* [Exercise details]: Could you copy every line from the material below in which "juillet" appears?

*****

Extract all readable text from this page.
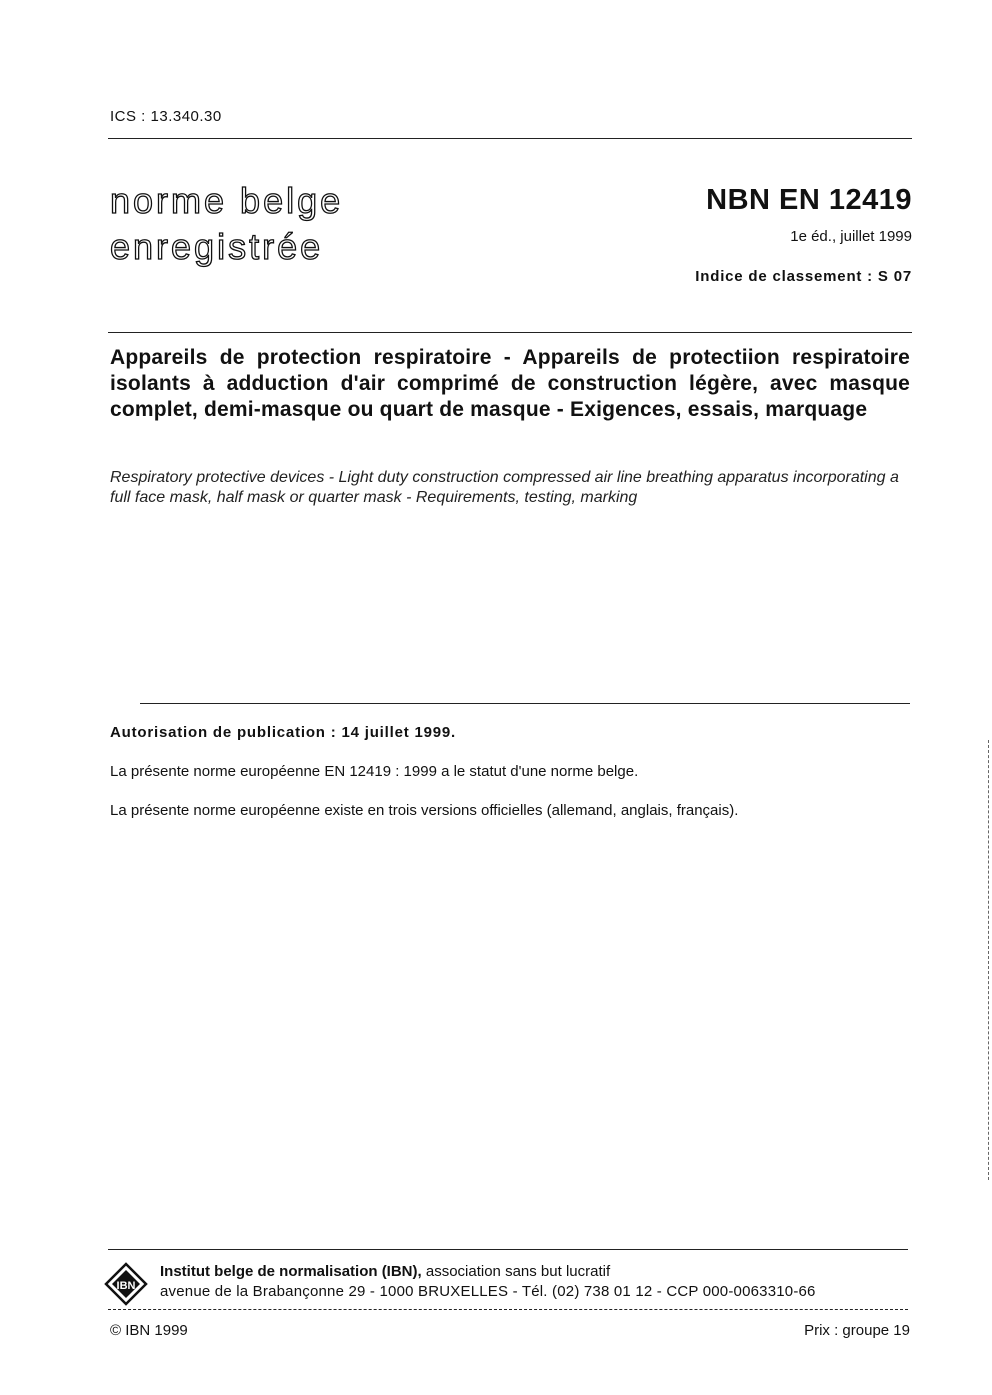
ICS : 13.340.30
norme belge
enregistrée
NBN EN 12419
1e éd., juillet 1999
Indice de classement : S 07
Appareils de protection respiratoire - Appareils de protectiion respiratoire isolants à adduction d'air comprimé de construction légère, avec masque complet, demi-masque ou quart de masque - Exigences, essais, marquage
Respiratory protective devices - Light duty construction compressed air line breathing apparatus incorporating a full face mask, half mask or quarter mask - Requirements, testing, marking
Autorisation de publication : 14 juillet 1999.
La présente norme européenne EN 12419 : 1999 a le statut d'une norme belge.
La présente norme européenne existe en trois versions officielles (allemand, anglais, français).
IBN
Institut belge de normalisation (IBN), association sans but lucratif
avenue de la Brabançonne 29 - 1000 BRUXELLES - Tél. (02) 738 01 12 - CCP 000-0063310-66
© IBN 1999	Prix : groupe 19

*****

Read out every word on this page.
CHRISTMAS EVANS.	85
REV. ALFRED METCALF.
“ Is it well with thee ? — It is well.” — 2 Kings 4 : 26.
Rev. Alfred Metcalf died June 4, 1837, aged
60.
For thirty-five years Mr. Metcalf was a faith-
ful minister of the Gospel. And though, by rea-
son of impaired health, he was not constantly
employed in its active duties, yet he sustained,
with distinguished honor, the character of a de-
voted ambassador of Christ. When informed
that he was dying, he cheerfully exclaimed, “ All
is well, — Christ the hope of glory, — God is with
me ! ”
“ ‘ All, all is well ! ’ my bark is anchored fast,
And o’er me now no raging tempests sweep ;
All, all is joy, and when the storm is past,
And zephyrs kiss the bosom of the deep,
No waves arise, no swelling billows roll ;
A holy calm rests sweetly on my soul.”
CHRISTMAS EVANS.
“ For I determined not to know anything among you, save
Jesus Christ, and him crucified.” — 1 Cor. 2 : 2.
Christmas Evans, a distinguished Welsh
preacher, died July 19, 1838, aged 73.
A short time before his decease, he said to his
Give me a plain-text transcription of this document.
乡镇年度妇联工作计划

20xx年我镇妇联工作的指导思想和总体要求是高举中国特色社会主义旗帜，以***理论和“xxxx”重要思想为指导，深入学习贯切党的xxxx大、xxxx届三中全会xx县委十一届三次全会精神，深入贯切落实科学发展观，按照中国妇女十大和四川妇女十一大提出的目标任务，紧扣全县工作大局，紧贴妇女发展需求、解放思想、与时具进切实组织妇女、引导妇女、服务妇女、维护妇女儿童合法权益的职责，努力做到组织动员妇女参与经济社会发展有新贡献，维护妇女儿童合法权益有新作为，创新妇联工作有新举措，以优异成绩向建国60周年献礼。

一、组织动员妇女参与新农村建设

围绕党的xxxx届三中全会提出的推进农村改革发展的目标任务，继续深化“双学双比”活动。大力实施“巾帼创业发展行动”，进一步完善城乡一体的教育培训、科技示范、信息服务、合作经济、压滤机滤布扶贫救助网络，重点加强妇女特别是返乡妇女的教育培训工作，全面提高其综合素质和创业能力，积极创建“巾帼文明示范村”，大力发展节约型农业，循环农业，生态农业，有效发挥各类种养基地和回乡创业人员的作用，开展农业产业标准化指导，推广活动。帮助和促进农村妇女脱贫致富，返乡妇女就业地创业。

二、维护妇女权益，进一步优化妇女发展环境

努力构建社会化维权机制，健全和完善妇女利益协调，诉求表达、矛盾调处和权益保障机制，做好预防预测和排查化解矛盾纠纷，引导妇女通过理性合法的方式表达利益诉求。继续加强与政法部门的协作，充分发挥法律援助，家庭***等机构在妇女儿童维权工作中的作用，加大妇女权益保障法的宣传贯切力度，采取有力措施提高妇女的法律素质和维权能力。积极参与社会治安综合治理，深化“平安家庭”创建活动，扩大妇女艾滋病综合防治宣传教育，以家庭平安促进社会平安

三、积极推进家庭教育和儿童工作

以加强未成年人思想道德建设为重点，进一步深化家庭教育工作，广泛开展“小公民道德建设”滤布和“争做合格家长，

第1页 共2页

*****

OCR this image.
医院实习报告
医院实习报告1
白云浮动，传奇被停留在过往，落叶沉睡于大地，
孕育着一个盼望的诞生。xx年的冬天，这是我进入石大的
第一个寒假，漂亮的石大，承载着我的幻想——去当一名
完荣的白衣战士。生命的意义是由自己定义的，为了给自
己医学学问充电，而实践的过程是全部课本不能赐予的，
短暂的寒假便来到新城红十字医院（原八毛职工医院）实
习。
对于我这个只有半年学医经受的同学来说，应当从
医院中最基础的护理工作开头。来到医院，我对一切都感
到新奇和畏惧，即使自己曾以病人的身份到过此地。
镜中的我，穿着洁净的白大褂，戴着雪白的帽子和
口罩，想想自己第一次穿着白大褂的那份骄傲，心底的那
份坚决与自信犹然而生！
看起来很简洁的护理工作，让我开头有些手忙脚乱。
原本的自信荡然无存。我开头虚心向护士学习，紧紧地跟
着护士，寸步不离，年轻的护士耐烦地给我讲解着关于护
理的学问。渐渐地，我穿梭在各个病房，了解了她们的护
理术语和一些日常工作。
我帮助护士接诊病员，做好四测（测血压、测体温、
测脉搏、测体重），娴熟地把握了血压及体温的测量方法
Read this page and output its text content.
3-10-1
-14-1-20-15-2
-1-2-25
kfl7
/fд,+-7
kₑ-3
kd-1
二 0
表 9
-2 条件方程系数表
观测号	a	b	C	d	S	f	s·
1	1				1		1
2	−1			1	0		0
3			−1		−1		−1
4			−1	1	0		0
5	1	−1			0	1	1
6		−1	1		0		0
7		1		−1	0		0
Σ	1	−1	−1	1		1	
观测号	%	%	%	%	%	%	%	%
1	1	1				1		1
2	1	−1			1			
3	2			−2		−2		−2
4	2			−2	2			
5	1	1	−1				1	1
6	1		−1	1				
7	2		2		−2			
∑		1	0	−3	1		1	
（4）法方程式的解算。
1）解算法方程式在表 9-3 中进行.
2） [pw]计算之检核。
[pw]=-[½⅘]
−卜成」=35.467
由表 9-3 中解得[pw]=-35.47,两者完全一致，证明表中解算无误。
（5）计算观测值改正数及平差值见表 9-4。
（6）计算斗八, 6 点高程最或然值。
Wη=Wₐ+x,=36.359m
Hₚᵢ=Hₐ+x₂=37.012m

*****

* [Solution]:
1e éd., juillet 1999
Autorisation de publication : 14 juillet 1999.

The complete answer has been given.